-- PROBLEM DETAILS --
Copy each of the records below word for word, keeping every line unchanged.

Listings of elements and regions
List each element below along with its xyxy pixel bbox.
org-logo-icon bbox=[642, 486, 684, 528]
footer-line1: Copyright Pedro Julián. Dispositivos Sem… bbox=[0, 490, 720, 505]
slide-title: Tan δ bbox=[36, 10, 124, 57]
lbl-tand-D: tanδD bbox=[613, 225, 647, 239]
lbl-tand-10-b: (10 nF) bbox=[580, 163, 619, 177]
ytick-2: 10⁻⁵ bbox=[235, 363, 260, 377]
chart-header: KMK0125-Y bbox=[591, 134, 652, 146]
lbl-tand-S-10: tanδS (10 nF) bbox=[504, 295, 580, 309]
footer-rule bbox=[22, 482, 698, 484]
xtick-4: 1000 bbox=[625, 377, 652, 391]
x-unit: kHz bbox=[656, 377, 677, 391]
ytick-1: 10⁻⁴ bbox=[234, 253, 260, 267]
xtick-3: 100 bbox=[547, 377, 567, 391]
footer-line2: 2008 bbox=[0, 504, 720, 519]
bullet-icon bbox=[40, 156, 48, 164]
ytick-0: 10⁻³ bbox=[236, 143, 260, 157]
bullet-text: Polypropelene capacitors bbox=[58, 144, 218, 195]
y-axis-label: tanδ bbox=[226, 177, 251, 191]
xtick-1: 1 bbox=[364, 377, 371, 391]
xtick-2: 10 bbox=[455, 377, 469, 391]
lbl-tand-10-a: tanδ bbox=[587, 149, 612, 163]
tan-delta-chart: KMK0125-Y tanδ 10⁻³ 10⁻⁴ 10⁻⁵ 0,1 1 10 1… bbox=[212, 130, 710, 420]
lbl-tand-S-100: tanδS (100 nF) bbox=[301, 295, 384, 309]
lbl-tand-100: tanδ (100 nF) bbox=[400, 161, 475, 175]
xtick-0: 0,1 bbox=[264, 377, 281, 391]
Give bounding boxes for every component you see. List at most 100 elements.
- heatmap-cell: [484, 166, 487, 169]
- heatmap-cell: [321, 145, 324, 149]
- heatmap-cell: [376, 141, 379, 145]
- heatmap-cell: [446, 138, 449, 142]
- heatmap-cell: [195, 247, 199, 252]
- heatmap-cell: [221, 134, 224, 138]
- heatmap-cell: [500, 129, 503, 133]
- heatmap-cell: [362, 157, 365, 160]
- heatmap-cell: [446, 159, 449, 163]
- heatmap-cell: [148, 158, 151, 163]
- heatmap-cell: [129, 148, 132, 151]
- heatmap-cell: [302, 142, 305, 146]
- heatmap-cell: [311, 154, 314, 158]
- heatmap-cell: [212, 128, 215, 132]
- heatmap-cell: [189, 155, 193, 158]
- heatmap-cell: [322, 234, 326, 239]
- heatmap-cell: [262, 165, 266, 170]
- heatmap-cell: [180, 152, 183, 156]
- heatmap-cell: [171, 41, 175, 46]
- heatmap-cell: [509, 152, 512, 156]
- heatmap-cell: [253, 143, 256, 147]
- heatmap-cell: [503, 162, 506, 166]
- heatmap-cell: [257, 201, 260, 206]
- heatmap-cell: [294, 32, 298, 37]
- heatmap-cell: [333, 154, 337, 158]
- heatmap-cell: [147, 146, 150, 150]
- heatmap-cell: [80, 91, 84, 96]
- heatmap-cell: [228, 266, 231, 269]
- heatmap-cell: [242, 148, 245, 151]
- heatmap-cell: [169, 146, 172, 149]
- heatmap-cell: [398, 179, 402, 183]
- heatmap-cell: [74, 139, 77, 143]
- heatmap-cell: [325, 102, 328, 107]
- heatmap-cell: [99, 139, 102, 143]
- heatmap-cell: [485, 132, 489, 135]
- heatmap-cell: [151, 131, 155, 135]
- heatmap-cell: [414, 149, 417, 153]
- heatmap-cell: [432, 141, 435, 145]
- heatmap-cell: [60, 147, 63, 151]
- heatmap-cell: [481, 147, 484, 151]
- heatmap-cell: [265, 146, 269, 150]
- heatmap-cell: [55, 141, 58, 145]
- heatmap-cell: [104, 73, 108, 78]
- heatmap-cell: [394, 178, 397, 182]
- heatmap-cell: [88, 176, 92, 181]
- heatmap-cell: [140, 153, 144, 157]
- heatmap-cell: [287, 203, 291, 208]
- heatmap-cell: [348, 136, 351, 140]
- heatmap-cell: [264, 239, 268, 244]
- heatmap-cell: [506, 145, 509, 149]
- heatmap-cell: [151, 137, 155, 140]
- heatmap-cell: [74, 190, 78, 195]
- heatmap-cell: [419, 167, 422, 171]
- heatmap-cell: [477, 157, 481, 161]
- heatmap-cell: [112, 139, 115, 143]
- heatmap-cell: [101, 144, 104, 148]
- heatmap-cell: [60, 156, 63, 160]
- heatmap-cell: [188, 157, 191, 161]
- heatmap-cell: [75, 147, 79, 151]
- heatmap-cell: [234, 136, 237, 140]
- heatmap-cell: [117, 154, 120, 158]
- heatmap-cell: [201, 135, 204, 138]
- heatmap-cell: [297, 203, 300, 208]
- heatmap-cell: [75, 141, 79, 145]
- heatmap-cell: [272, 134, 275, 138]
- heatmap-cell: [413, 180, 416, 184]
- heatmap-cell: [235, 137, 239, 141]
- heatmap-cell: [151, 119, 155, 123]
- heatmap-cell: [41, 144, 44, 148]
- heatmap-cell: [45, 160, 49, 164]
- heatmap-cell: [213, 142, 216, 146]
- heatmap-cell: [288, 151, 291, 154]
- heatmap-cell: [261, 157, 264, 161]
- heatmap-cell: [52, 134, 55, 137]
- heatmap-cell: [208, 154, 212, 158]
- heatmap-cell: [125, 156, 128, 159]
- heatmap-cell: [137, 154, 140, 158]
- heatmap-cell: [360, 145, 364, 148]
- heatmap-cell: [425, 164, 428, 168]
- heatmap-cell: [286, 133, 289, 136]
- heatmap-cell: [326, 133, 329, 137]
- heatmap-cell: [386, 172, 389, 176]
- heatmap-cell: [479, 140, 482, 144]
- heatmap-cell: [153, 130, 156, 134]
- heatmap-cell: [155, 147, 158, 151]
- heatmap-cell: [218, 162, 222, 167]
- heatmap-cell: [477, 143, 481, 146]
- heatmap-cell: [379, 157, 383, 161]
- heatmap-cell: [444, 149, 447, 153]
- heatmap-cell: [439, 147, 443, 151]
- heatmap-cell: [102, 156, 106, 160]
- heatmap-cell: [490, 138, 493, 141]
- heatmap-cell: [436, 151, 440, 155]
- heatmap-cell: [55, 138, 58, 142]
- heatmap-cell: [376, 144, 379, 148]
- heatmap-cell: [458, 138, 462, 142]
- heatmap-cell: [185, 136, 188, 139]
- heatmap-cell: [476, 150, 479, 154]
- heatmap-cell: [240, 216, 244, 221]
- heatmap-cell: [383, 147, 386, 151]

-- CORRECT RESPONSE --
List each element below along with its xyxy pixel bbox.
org-logo-icon bbox=[642, 486, 684, 528]
footer-line1: Copyright Pedro Julián. Dispositivos Sem… bbox=[0, 490, 720, 505]
slide-title: Tan δ bbox=[36, 10, 124, 57]
lbl-tand-D: tanδD bbox=[613, 225, 647, 239]
lbl-tand-10-b: (10 nF) bbox=[580, 163, 619, 177]
ytick-2: 10⁻⁵ bbox=[235, 363, 260, 377]
chart-header: KMK0125-Y bbox=[591, 134, 652, 146]
lbl-tand-S-10: tanδS (10 nF) bbox=[504, 295, 580, 309]
footer-rule bbox=[22, 482, 698, 484]
xtick-4: 1000 bbox=[625, 377, 652, 391]
x-unit: kHz bbox=[656, 377, 677, 391]
ytick-1: 10⁻⁴ bbox=[234, 253, 260, 267]
xtick-3: 100 bbox=[547, 377, 567, 391]
footer-line2: 2008 bbox=[0, 504, 720, 519]
bullet-icon bbox=[40, 156, 48, 164]
ytick-0: 10⁻³ bbox=[236, 143, 260, 157]
bullet-text: Polypropelene capacitors bbox=[58, 144, 218, 195]
y-axis-label: tanδ bbox=[226, 177, 251, 191]
xtick-1: 1 bbox=[364, 377, 371, 391]
xtick-2: 10 bbox=[455, 377, 469, 391]
lbl-tand-10-a: tanδ bbox=[587, 149, 612, 163]
tan-delta-chart: KMK0125-Y tanδ 10⁻³ 10⁻⁴ 10⁻⁵ 0,1 1 10 1… bbox=[212, 130, 710, 420]
lbl-tand-S-100: tanδS (100 nF) bbox=[301, 295, 384, 309]
lbl-tand-100: tanδ (100 nF) bbox=[400, 161, 475, 175]
xtick-0: 0,1 bbox=[264, 377, 281, 391]
Give bounding boxes for every component you see. List at most 100 elements.
- heatmap-cell: [484, 166, 487, 169]
- heatmap-cell: [321, 145, 324, 149]
- heatmap-cell: [376, 141, 379, 145]
- heatmap-cell: [446, 138, 449, 142]
- heatmap-cell: [195, 247, 199, 252]
- heatmap-cell: [221, 134, 224, 138]
- heatmap-cell: [500, 129, 503, 133]
- heatmap-cell: [362, 157, 365, 160]
- heatmap-cell: [446, 159, 449, 163]
- heatmap-cell: [148, 158, 151, 163]
- heatmap-cell: [129, 148, 132, 151]
- heatmap-cell: [302, 142, 305, 146]
- heatmap-cell: [311, 154, 314, 158]
- heatmap-cell: [212, 128, 215, 132]
- heatmap-cell: [189, 155, 193, 158]
- heatmap-cell: [322, 234, 326, 239]
- heatmap-cell: [262, 165, 266, 170]
- heatmap-cell: [180, 152, 183, 156]
- heatmap-cell: [171, 41, 175, 46]
- heatmap-cell: [509, 152, 512, 156]
- heatmap-cell: [253, 143, 256, 147]
- heatmap-cell: [503, 162, 506, 166]
- heatmap-cell: [257, 201, 260, 206]
- heatmap-cell: [294, 32, 298, 37]
- heatmap-cell: [333, 154, 337, 158]
- heatmap-cell: [147, 146, 150, 150]
- heatmap-cell: [80, 91, 84, 96]
- heatmap-cell: [228, 266, 231, 269]
- heatmap-cell: [242, 148, 245, 151]
- heatmap-cell: [169, 146, 172, 149]
- heatmap-cell: [398, 179, 402, 183]
- heatmap-cell: [74, 139, 77, 143]
- heatmap-cell: [325, 102, 328, 107]
- heatmap-cell: [99, 139, 102, 143]
- heatmap-cell: [485, 132, 489, 135]
- heatmap-cell: [151, 131, 155, 135]
- heatmap-cell: [414, 149, 417, 153]
- heatmap-cell: [432, 141, 435, 145]
- heatmap-cell: [60, 147, 63, 151]
- heatmap-cell: [481, 147, 484, 151]
- heatmap-cell: [265, 146, 269, 150]
- heatmap-cell: [55, 141, 58, 145]
- heatmap-cell: [104, 73, 108, 78]
- heatmap-cell: [394, 178, 397, 182]
- heatmap-cell: [88, 176, 92, 181]
- heatmap-cell: [140, 153, 144, 157]
- heatmap-cell: [287, 203, 291, 208]
- heatmap-cell: [348, 136, 351, 140]
- heatmap-cell: [264, 239, 268, 244]
- heatmap-cell: [506, 145, 509, 149]
- heatmap-cell: [151, 137, 155, 140]
- heatmap-cell: [74, 190, 78, 195]
- heatmap-cell: [419, 167, 422, 171]
- heatmap-cell: [477, 157, 481, 161]
- heatmap-cell: [112, 139, 115, 143]
- heatmap-cell: [101, 144, 104, 148]
- heatmap-cell: [60, 156, 63, 160]
- heatmap-cell: [188, 157, 191, 161]
- heatmap-cell: [75, 147, 79, 151]
- heatmap-cell: [234, 136, 237, 140]
- heatmap-cell: [117, 154, 120, 158]
- heatmap-cell: [201, 135, 204, 138]
- heatmap-cell: [297, 203, 300, 208]
- heatmap-cell: [75, 141, 79, 145]
- heatmap-cell: [272, 134, 275, 138]
- heatmap-cell: [413, 180, 416, 184]
- heatmap-cell: [235, 137, 239, 141]
- heatmap-cell: [151, 119, 155, 123]
- heatmap-cell: [41, 144, 44, 148]
- heatmap-cell: [45, 160, 49, 164]
- heatmap-cell: [213, 142, 216, 146]
- heatmap-cell: [288, 151, 291, 154]
- heatmap-cell: [261, 157, 264, 161]
- heatmap-cell: [52, 134, 55, 137]
- heatmap-cell: [208, 154, 212, 158]
- heatmap-cell: [125, 156, 128, 159]
- heatmap-cell: [137, 154, 140, 158]
- heatmap-cell: [360, 145, 364, 148]
- heatmap-cell: [425, 164, 428, 168]
- heatmap-cell: [286, 133, 289, 136]
- heatmap-cell: [326, 133, 329, 137]
- heatmap-cell: [386, 172, 389, 176]
- heatmap-cell: [479, 140, 482, 144]
- heatmap-cell: [153, 130, 156, 134]
- heatmap-cell: [155, 147, 158, 151]
- heatmap-cell: [218, 162, 222, 167]
- heatmap-cell: [477, 143, 481, 146]
- heatmap-cell: [379, 157, 383, 161]
- heatmap-cell: [444, 149, 447, 153]
- heatmap-cell: [439, 147, 443, 151]
- heatmap-cell: [102, 156, 106, 160]
- heatmap-cell: [490, 138, 493, 141]
- heatmap-cell: [436, 151, 440, 155]
- heatmap-cell: [55, 138, 58, 142]
- heatmap-cell: [376, 144, 379, 148]
- heatmap-cell: [458, 138, 462, 142]
- heatmap-cell: [185, 136, 188, 139]
- heatmap-cell: [476, 150, 479, 154]
- heatmap-cell: [240, 216, 244, 221]
- heatmap-cell: [383, 147, 386, 151]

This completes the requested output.